Some records:
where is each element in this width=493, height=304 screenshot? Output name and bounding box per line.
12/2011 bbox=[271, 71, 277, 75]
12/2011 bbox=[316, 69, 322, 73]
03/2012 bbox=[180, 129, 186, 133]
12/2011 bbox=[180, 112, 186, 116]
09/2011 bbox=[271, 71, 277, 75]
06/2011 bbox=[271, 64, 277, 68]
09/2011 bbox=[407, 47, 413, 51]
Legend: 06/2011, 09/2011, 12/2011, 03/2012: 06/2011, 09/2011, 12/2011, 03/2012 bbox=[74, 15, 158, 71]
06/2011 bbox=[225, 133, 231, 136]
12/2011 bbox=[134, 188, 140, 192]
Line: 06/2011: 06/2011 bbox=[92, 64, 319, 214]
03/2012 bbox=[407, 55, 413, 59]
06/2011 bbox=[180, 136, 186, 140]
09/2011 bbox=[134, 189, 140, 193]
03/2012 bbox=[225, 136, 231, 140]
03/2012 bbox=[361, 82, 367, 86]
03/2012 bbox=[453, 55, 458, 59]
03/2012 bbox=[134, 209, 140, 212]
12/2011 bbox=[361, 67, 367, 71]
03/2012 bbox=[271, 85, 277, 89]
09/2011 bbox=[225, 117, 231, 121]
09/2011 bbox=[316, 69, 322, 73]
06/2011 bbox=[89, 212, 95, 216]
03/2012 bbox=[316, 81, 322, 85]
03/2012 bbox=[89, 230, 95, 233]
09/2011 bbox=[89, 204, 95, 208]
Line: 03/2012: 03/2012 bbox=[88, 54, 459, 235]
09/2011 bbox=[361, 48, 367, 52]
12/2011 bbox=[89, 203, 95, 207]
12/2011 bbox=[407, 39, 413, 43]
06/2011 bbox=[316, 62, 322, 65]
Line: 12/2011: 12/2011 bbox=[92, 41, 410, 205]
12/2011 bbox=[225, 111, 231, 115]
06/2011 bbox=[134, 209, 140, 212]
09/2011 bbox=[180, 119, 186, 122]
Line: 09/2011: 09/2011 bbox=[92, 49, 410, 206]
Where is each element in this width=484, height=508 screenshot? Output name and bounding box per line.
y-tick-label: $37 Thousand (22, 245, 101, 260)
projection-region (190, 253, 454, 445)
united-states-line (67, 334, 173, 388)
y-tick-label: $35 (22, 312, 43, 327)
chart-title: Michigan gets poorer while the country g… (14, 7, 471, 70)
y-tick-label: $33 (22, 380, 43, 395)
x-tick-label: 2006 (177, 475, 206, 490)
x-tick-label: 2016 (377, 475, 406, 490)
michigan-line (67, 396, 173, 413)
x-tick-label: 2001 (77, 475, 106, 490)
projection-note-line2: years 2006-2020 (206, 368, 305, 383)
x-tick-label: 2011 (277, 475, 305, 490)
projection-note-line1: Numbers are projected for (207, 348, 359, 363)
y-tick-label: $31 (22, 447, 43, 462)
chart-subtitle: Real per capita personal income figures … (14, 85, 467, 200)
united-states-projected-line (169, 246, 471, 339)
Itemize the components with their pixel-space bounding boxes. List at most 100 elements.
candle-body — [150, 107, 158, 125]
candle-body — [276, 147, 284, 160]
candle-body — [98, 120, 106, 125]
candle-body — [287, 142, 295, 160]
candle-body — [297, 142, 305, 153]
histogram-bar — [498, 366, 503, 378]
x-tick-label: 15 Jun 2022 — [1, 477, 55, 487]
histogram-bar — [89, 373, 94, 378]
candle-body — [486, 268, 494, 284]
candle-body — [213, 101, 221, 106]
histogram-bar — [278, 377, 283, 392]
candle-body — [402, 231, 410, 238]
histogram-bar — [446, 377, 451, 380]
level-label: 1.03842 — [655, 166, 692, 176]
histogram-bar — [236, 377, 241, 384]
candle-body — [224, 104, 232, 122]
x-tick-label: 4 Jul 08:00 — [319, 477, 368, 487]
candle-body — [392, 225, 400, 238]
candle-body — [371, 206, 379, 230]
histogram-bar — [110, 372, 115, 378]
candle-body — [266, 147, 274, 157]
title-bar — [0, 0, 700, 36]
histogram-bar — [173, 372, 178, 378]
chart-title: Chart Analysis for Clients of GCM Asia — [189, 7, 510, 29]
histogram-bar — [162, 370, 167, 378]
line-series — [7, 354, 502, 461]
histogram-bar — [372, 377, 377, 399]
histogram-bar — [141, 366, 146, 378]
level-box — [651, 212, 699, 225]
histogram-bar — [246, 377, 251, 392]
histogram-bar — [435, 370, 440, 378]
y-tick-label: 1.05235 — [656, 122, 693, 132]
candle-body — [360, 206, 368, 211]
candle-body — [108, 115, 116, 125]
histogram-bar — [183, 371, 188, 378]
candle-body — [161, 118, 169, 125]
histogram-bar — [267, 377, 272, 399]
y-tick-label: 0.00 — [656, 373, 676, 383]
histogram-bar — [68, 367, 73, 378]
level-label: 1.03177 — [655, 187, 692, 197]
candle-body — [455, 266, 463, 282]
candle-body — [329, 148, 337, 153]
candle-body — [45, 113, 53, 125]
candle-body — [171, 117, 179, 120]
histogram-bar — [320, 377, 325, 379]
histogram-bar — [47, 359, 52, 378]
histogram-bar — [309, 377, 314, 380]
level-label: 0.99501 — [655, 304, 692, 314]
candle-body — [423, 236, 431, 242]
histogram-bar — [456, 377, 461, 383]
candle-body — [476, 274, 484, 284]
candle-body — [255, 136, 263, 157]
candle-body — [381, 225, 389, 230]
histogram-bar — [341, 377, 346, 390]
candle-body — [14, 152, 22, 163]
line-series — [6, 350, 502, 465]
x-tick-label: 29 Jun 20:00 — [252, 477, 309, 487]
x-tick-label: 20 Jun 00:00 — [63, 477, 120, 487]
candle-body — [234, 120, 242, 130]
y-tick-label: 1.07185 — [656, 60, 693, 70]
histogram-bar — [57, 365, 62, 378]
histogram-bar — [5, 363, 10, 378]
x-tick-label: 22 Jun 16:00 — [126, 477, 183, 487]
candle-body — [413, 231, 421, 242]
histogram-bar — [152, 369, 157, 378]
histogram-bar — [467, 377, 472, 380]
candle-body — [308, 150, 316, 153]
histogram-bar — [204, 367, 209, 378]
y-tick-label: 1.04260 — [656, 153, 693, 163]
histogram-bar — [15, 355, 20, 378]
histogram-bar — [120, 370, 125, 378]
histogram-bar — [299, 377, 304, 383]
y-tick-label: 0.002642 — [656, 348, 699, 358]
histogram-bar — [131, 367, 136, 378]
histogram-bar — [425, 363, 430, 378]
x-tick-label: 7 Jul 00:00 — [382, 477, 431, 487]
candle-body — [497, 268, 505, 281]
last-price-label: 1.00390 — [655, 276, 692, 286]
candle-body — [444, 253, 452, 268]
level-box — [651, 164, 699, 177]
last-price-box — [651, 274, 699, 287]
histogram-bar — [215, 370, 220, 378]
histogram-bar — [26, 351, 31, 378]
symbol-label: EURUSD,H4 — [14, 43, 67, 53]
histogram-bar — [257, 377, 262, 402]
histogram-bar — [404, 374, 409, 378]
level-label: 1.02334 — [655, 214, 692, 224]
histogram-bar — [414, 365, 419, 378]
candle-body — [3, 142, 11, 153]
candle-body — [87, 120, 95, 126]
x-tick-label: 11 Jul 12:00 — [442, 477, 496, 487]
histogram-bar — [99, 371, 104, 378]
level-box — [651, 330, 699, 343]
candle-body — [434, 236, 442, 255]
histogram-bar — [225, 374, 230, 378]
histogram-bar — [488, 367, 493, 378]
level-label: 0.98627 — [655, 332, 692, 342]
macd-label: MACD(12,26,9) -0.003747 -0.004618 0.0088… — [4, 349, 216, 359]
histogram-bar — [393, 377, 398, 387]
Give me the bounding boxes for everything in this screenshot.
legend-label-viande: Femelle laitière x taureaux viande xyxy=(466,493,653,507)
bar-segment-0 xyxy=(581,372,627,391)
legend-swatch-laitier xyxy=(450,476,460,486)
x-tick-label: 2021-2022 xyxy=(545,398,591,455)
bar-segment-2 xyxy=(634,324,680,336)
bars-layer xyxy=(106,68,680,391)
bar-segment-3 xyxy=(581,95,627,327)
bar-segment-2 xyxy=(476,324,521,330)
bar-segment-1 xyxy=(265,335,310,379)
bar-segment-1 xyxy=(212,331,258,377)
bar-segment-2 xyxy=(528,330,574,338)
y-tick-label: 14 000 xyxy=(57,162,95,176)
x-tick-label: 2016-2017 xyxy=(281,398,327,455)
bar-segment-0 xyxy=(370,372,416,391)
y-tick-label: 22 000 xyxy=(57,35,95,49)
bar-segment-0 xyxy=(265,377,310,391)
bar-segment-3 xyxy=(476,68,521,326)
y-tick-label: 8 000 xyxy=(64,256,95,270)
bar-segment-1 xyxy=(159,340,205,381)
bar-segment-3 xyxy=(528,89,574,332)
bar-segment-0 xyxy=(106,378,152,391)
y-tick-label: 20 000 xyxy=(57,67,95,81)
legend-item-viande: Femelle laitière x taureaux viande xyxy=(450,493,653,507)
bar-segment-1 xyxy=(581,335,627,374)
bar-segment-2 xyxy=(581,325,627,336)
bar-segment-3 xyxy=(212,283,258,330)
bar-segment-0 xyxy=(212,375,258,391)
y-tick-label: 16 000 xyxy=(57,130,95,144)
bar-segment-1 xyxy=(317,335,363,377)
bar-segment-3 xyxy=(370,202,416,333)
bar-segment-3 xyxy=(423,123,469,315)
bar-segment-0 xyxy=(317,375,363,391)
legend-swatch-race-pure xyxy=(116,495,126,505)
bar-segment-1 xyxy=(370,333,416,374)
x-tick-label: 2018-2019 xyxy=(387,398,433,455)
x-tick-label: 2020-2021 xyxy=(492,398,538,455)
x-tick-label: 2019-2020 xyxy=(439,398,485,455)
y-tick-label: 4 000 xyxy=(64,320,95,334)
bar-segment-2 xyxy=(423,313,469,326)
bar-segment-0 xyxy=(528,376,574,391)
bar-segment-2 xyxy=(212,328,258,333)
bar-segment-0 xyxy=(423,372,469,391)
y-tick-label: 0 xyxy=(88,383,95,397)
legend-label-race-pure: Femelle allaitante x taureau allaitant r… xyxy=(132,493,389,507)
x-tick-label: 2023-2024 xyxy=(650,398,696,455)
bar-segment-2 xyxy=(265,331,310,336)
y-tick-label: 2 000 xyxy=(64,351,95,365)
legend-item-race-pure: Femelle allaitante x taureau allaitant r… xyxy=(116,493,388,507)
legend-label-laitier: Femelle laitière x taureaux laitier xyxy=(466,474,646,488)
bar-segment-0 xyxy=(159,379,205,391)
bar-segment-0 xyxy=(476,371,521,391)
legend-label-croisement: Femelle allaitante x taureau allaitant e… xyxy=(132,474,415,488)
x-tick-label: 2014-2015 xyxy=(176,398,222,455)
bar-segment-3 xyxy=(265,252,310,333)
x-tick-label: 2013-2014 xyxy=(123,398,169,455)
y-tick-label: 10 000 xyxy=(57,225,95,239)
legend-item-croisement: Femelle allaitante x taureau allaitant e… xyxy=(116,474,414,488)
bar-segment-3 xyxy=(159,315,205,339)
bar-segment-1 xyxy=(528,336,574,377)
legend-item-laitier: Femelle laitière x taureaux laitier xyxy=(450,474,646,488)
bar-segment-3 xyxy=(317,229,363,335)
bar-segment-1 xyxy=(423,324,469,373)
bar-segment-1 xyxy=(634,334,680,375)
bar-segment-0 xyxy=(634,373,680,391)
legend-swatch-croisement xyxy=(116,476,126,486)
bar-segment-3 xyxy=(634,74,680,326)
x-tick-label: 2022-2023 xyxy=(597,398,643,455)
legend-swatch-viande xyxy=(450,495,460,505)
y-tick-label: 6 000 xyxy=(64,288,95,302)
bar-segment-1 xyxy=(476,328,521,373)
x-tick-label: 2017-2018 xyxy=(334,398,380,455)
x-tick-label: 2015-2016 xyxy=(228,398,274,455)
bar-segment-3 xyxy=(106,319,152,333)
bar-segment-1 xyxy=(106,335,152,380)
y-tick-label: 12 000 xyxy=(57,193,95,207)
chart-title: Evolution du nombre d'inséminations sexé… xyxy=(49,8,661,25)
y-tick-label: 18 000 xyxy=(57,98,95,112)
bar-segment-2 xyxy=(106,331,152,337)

Written task: Write out the items from the start through the line that contains "03/2012 bbox=[134, 209, 140, 212]", swapping "Legend" for "Key" and leaving everything else as it is.

Task output:
where is each element in this width=493, height=304 screenshot? Output name and bounding box per line.
12/2011 bbox=[271, 71, 277, 75]
12/2011 bbox=[316, 69, 322, 73]
03/2012 bbox=[180, 129, 186, 133]
12/2011 bbox=[180, 112, 186, 116]
09/2011 bbox=[271, 71, 277, 75]
06/2011 bbox=[271, 64, 277, 68]
09/2011 bbox=[407, 47, 413, 51]
Key: 06/2011, 09/2011, 12/2011, 03/2012: 06/2011, 09/2011, 12/2011, 03/2012 bbox=[74, 15, 158, 71]
06/2011 bbox=[225, 133, 231, 136]
12/2011 bbox=[134, 188, 140, 192]
Line: 06/2011: 06/2011 bbox=[92, 64, 319, 214]
03/2012 bbox=[407, 55, 413, 59]
06/2011 bbox=[180, 136, 186, 140]
09/2011 bbox=[134, 189, 140, 193]
03/2012 bbox=[225, 136, 231, 140]
03/2012 bbox=[361, 82, 367, 86]
03/2012 bbox=[453, 55, 458, 59]
03/2012 bbox=[134, 209, 140, 212]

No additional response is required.